**GIVEN PROBLEM**
Write out each line that follows exactly as it stands, without the pictures.

[Extracted data entries]
-- start --

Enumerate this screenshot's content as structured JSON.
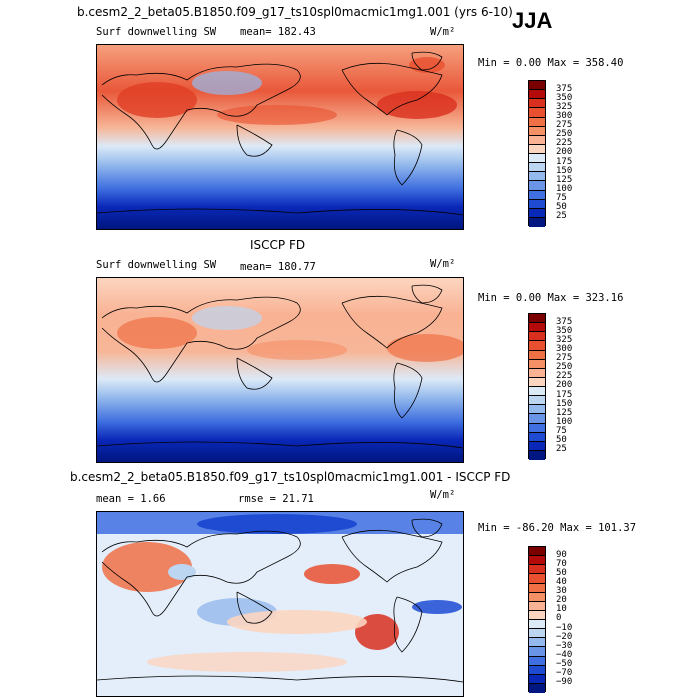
{
  "season": "JJA",
  "panels": [
    {
      "title": "b.cesm2_2_beta05.B1850.f09_g17_ts10spl0macmic1mg1.001 (yrs 6-10)",
      "variable": "Surf downwelling SW",
      "stat1": "mean= 182.43",
      "stat2": "",
      "units": "W/m²",
      "minmax": "Min =   0.00 Max = 358.40"
    },
    {
      "title": "ISCCP FD",
      "variable": "Surf downwelling SW",
      "stat1": "mean= 180.77",
      "stat2": "",
      "units": "W/m²",
      "minmax": "Min =   0.00 Max = 323.16"
    },
    {
      "title": "b.cesm2_2_beta05.B1850.f09_g17_ts10spl0macmic1mg1.001 - ISCCP FD",
      "variable": "",
      "stat1": "mean =   1.66",
      "stat2": "rmse =  21.71",
      "units": "W/m²",
      "minmax": "Min = -86.20 Max = 101.37"
    }
  ],
  "colorbar_abs": {
    "labels": [
      "375",
      "350",
      "325",
      "300",
      "275",
      "250",
      "225",
      "200",
      "175",
      "150",
      "125",
      "100",
      "75",
      "50",
      "25"
    ],
    "colors": [
      "#7a0000",
      "#b50a0a",
      "#d92f1e",
      "#e8502f",
      "#f07046",
      "#f58f66",
      "#f9b293",
      "#fcd5c0",
      "#dceaf7",
      "#bcd6f2",
      "#94b9ec",
      "#6a95e6",
      "#3f6fe0",
      "#1f4bd3",
      "#0a28b8",
      "#001680"
    ]
  },
  "colorbar_diff": {
    "labels": [
      "90",
      "70",
      "50",
      "40",
      "30",
      "20",
      "10",
      "0",
      "−10",
      "−20",
      "−30",
      "−40",
      "−50",
      "−70",
      "−90"
    ],
    "colors": [
      "#7a0000",
      "#b50a0a",
      "#d92f1e",
      "#e8502f",
      "#f07046",
      "#f58f66",
      "#f9b293",
      "#fcd5c0",
      "#dceaf7",
      "#bcd6f2",
      "#94b9ec",
      "#6a95e6",
      "#3f6fe0",
      "#1f4bd3",
      "#0a28b8",
      "#001680"
    ]
  }
}
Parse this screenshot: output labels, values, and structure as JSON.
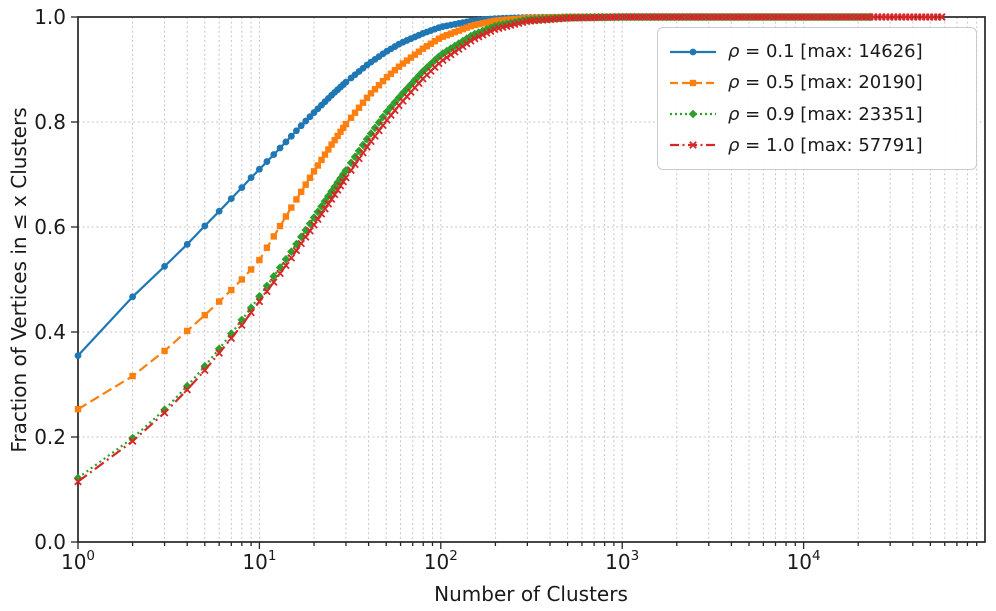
{
  "chart_data": {
    "type": "line",
    "title": "",
    "xlabel": "Number of Clusters",
    "ylabel": "Fraction of Vertices in ≤ x Clusters",
    "x_scale": "log",
    "xlim_exponents": [
      0,
      5
    ],
    "ylim": [
      0,
      1
    ],
    "x_tick_exponents": [
      0,
      1,
      2,
      3,
      4
    ],
    "x_tick_base": "10",
    "y_ticks": [
      0.0,
      0.2,
      0.4,
      0.6,
      0.8,
      1.0
    ],
    "grid": true,
    "grid_color": "#c6c6c6",
    "spine_color": "#262626",
    "text_color": "#1a1a1a",
    "legend_position": "upper right",
    "series": [
      {
        "name": "rho-0.1",
        "label": "ρ = 0.1 [max: 14626]",
        "color": "#1f77b4",
        "linestyle": "solid",
        "marker": "circle",
        "max_clusters": 14626,
        "points": [
          [
            1,
            0.355
          ],
          [
            2,
            0.467
          ],
          [
            3,
            0.525
          ],
          [
            4,
            0.567
          ],
          [
            5,
            0.602
          ],
          [
            6,
            0.63
          ],
          [
            7,
            0.654
          ],
          [
            8,
            0.675
          ],
          [
            9,
            0.694
          ],
          [
            10,
            0.71
          ],
          [
            12,
            0.738
          ],
          [
            14,
            0.762
          ],
          [
            17,
            0.793
          ],
          [
            20,
            0.818
          ],
          [
            25,
            0.851
          ],
          [
            30,
            0.876
          ],
          [
            40,
            0.911
          ],
          [
            50,
            0.934
          ],
          [
            60,
            0.95
          ],
          [
            80,
            0.969
          ],
          [
            100,
            0.981
          ],
          [
            150,
            0.993
          ],
          [
            200,
            0.997
          ],
          [
            300,
            0.999
          ],
          [
            500,
            1.0
          ],
          [
            1000,
            1.0
          ],
          [
            14626,
            1.0
          ]
        ]
      },
      {
        "name": "rho-0.5",
        "label": "ρ = 0.5 [max: 20190]",
        "color": "#ff7f0e",
        "linestyle": "dashed",
        "marker": "square",
        "max_clusters": 20190,
        "points": [
          [
            1,
            0.253
          ],
          [
            2,
            0.316
          ],
          [
            3,
            0.364
          ],
          [
            4,
            0.402
          ],
          [
            5,
            0.432
          ],
          [
            6,
            0.458
          ],
          [
            7,
            0.48
          ],
          [
            8,
            0.5
          ],
          [
            9,
            0.519
          ],
          [
            10,
            0.537
          ],
          [
            12,
            0.582
          ],
          [
            15,
            0.637
          ],
          [
            20,
            0.706
          ],
          [
            25,
            0.757
          ],
          [
            30,
            0.796
          ],
          [
            40,
            0.85
          ],
          [
            50,
            0.884
          ],
          [
            60,
            0.908
          ],
          [
            80,
            0.94
          ],
          [
            100,
            0.961
          ],
          [
            150,
            0.984
          ],
          [
            200,
            0.993
          ],
          [
            300,
            0.998
          ],
          [
            500,
            1.0
          ],
          [
            1000,
            1.0
          ],
          [
            20190,
            1.0
          ]
        ]
      },
      {
        "name": "rho-0.9",
        "label": "ρ = 0.9 [max: 23351]",
        "color": "#2ca02c",
        "linestyle": "dotted",
        "marker": "diamond",
        "max_clusters": 23351,
        "points": [
          [
            1,
            0.122
          ],
          [
            2,
            0.198
          ],
          [
            3,
            0.252
          ],
          [
            4,
            0.297
          ],
          [
            5,
            0.335
          ],
          [
            6,
            0.368
          ],
          [
            7,
            0.397
          ],
          [
            8,
            0.423
          ],
          [
            9,
            0.446
          ],
          [
            10,
            0.468
          ],
          [
            12,
            0.506
          ],
          [
            15,
            0.553
          ],
          [
            20,
            0.618
          ],
          [
            25,
            0.668
          ],
          [
            30,
            0.708
          ],
          [
            40,
            0.772
          ],
          [
            50,
            0.818
          ],
          [
            60,
            0.85
          ],
          [
            80,
            0.897
          ],
          [
            100,
            0.928
          ],
          [
            150,
            0.966
          ],
          [
            200,
            0.983
          ],
          [
            300,
            0.995
          ],
          [
            500,
            0.999
          ],
          [
            1000,
            1.0
          ],
          [
            23351,
            1.0
          ]
        ]
      },
      {
        "name": "rho-1.0",
        "label": "ρ = 1.0 [max: 57791]",
        "color": "#d62728",
        "linestyle": "dashdot",
        "marker": "x",
        "max_clusters": 57791,
        "points": [
          [
            1,
            0.115
          ],
          [
            2,
            0.192
          ],
          [
            3,
            0.246
          ],
          [
            4,
            0.29
          ],
          [
            5,
            0.327
          ],
          [
            6,
            0.36
          ],
          [
            7,
            0.388
          ],
          [
            8,
            0.413
          ],
          [
            9,
            0.437
          ],
          [
            10,
            0.458
          ],
          [
            12,
            0.495
          ],
          [
            15,
            0.541
          ],
          [
            20,
            0.604
          ],
          [
            25,
            0.653
          ],
          [
            30,
            0.694
          ],
          [
            40,
            0.757
          ],
          [
            50,
            0.802
          ],
          [
            60,
            0.835
          ],
          [
            80,
            0.883
          ],
          [
            100,
            0.915
          ],
          [
            150,
            0.957
          ],
          [
            200,
            0.977
          ],
          [
            300,
            0.992
          ],
          [
            500,
            0.998
          ],
          [
            1000,
            1.0
          ],
          [
            57791,
            1.0
          ]
        ]
      }
    ]
  }
}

-- end --

**ANSWER BELOW**
Enumerate this screenshot's content as structured JSON.
{
  "season": "JJA",
  "panels": [
    {
      "title": "b.cesm2_2_beta05.B1850.f09_g17_ts10spl0macmic1mg1.001 (yrs 6-10)",
      "variable": "Surf downwelling SW",
      "stat1": "mean= 182.43",
      "stat2": "",
      "units": "W/m²",
      "minmax": "Min =   0.00 Max = 358.40"
    },
    {
      "title": "ISCCP FD",
      "variable": "Surf downwelling SW",
      "stat1": "mean= 180.77",
      "stat2": "",
      "units": "W/m²",
      "minmax": "Min =   0.00 Max = 323.16"
    },
    {
      "title": "b.cesm2_2_beta05.B1850.f09_g17_ts10spl0macmic1mg1.001 - ISCCP FD",
      "variable": "",
      "stat1": "mean =   1.66",
      "stat2": "rmse =  21.71",
      "units": "W/m²",
      "minmax": "Min = -86.20 Max = 101.37"
    }
  ],
  "colorbar_abs": {
    "labels": [
      "375",
      "350",
      "325",
      "300",
      "275",
      "250",
      "225",
      "200",
      "175",
      "150",
      "125",
      "100",
      "75",
      "50",
      "25"
    ],
    "colors": [
      "#7a0000",
      "#b50a0a",
      "#d92f1e",
      "#e8502f",
      "#f07046",
      "#f58f66",
      "#f9b293",
      "#fcd5c0",
      "#dceaf7",
      "#bcd6f2",
      "#94b9ec",
      "#6a95e6",
      "#3f6fe0",
      "#1f4bd3",
      "#0a28b8",
      "#001680"
    ]
  },
  "colorbar_diff": {
    "labels": [
      "90",
      "70",
      "50",
      "40",
      "30",
      "20",
      "10",
      "0",
      "−10",
      "−20",
      "−30",
      "−40",
      "−50",
      "−70",
      "−90"
    ],
    "colors": [
      "#7a0000",
      "#b50a0a",
      "#d92f1e",
      "#e8502f",
      "#f07046",
      "#f58f66",
      "#f9b293",
      "#fcd5c0",
      "#dceaf7",
      "#bcd6f2",
      "#94b9ec",
      "#6a95e6",
      "#3f6fe0",
      "#1f4bd3",
      "#0a28b8",
      "#001680"
    ]
  }
}
Parse this screenshot: output labels, values, and structure as JSON.
{
  "chart_data": {
    "type": "line",
    "title": "",
    "xlabel": "Number of Clusters",
    "ylabel": "Fraction of Vertices in ≤ x Clusters",
    "x_scale": "log",
    "xlim_exponents": [
      0,
      5
    ],
    "ylim": [
      0,
      1
    ],
    "x_tick_exponents": [
      0,
      1,
      2,
      3,
      4
    ],
    "x_tick_base": "10",
    "y_ticks": [
      0.0,
      0.2,
      0.4,
      0.6,
      0.8,
      1.0
    ],
    "grid": true,
    "grid_color": "#c6c6c6",
    "spine_color": "#262626",
    "text_color": "#1a1a1a",
    "legend_position": "upper right",
    "series": [
      {
        "name": "rho-0.1",
        "label": "ρ = 0.1 [max: 14626]",
        "color": "#1f77b4",
        "linestyle": "solid",
        "marker": "circle",
        "max_clusters": 14626,
        "points": [
          [
            1,
            0.355
          ],
          [
            2,
            0.467
          ],
          [
            3,
            0.525
          ],
          [
            4,
            0.567
          ],
          [
            5,
            0.602
          ],
          [
            6,
            0.63
          ],
          [
            7,
            0.654
          ],
          [
            8,
            0.675
          ],
          [
            9,
            0.694
          ],
          [
            10,
            0.71
          ],
          [
            12,
            0.738
          ],
          [
            14,
            0.762
          ],
          [
            17,
            0.793
          ],
          [
            20,
            0.818
          ],
          [
            25,
            0.851
          ],
          [
            30,
            0.876
          ],
          [
            40,
            0.911
          ],
          [
            50,
            0.934
          ],
          [
            60,
            0.95
          ],
          [
            80,
            0.969
          ],
          [
            100,
            0.981
          ],
          [
            150,
            0.993
          ],
          [
            200,
            0.997
          ],
          [
            300,
            0.999
          ],
          [
            500,
            1.0
          ],
          [
            1000,
            1.0
          ],
          [
            14626,
            1.0
          ]
        ]
      },
      {
        "name": "rho-0.5",
        "label": "ρ = 0.5 [max: 20190]",
        "color": "#ff7f0e",
        "linestyle": "dashed",
        "marker": "square",
        "max_clusters": 20190,
        "points": [
          [
            1,
            0.253
          ],
          [
            2,
            0.316
          ],
          [
            3,
            0.364
          ],
          [
            4,
            0.402
          ],
          [
            5,
            0.432
          ],
          [
            6,
            0.458
          ],
          [
            7,
            0.48
          ],
          [
            8,
            0.5
          ],
          [
            9,
            0.519
          ],
          [
            10,
            0.537
          ],
          [
            12,
            0.582
          ],
          [
            15,
            0.637
          ],
          [
            20,
            0.706
          ],
          [
            25,
            0.757
          ],
          [
            30,
            0.796
          ],
          [
            40,
            0.85
          ],
          [
            50,
            0.884
          ],
          [
            60,
            0.908
          ],
          [
            80,
            0.94
          ],
          [
            100,
            0.961
          ],
          [
            150,
            0.984
          ],
          [
            200,
            0.993
          ],
          [
            300,
            0.998
          ],
          [
            500,
            1.0
          ],
          [
            1000,
            1.0
          ],
          [
            20190,
            1.0
          ]
        ]
      },
      {
        "name": "rho-0.9",
        "label": "ρ = 0.9 [max: 23351]",
        "color": "#2ca02c",
        "linestyle": "dotted",
        "marker": "diamond",
        "max_clusters": 23351,
        "points": [
          [
            1,
            0.122
          ],
          [
            2,
            0.198
          ],
          [
            3,
            0.252
          ],
          [
            4,
            0.297
          ],
          [
            5,
            0.335
          ],
          [
            6,
            0.368
          ],
          [
            7,
            0.397
          ],
          [
            8,
            0.423
          ],
          [
            9,
            0.446
          ],
          [
            10,
            0.468
          ],
          [
            12,
            0.506
          ],
          [
            15,
            0.553
          ],
          [
            20,
            0.618
          ],
          [
            25,
            0.668
          ],
          [
            30,
            0.708
          ],
          [
            40,
            0.772
          ],
          [
            50,
            0.818
          ],
          [
            60,
            0.85
          ],
          [
            80,
            0.897
          ],
          [
            100,
            0.928
          ],
          [
            150,
            0.966
          ],
          [
            200,
            0.983
          ],
          [
            300,
            0.995
          ],
          [
            500,
            0.999
          ],
          [
            1000,
            1.0
          ],
          [
            23351,
            1.0
          ]
        ]
      },
      {
        "name": "rho-1.0",
        "label": "ρ = 1.0 [max: 57791]",
        "color": "#d62728",
        "linestyle": "dashdot",
        "marker": "x",
        "max_clusters": 57791,
        "points": [
          [
            1,
            0.115
          ],
          [
            2,
            0.192
          ],
          [
            3,
            0.246
          ],
          [
            4,
            0.29
          ],
          [
            5,
            0.327
          ],
          [
            6,
            0.36
          ],
          [
            7,
            0.388
          ],
          [
            8,
            0.413
          ],
          [
            9,
            0.437
          ],
          [
            10,
            0.458
          ],
          [
            12,
            0.495
          ],
          [
            15,
            0.541
          ],
          [
            20,
            0.604
          ],
          [
            25,
            0.653
          ],
          [
            30,
            0.694
          ],
          [
            40,
            0.757
          ],
          [
            50,
            0.802
          ],
          [
            60,
            0.835
          ],
          [
            80,
            0.883
          ],
          [
            100,
            0.915
          ],
          [
            150,
            0.957
          ],
          [
            200,
            0.977
          ],
          [
            300,
            0.992
          ],
          [
            500,
            0.998
          ],
          [
            1000,
            1.0
          ],
          [
            57791,
            1.0
          ]
        ]
      }
    ]
  }
}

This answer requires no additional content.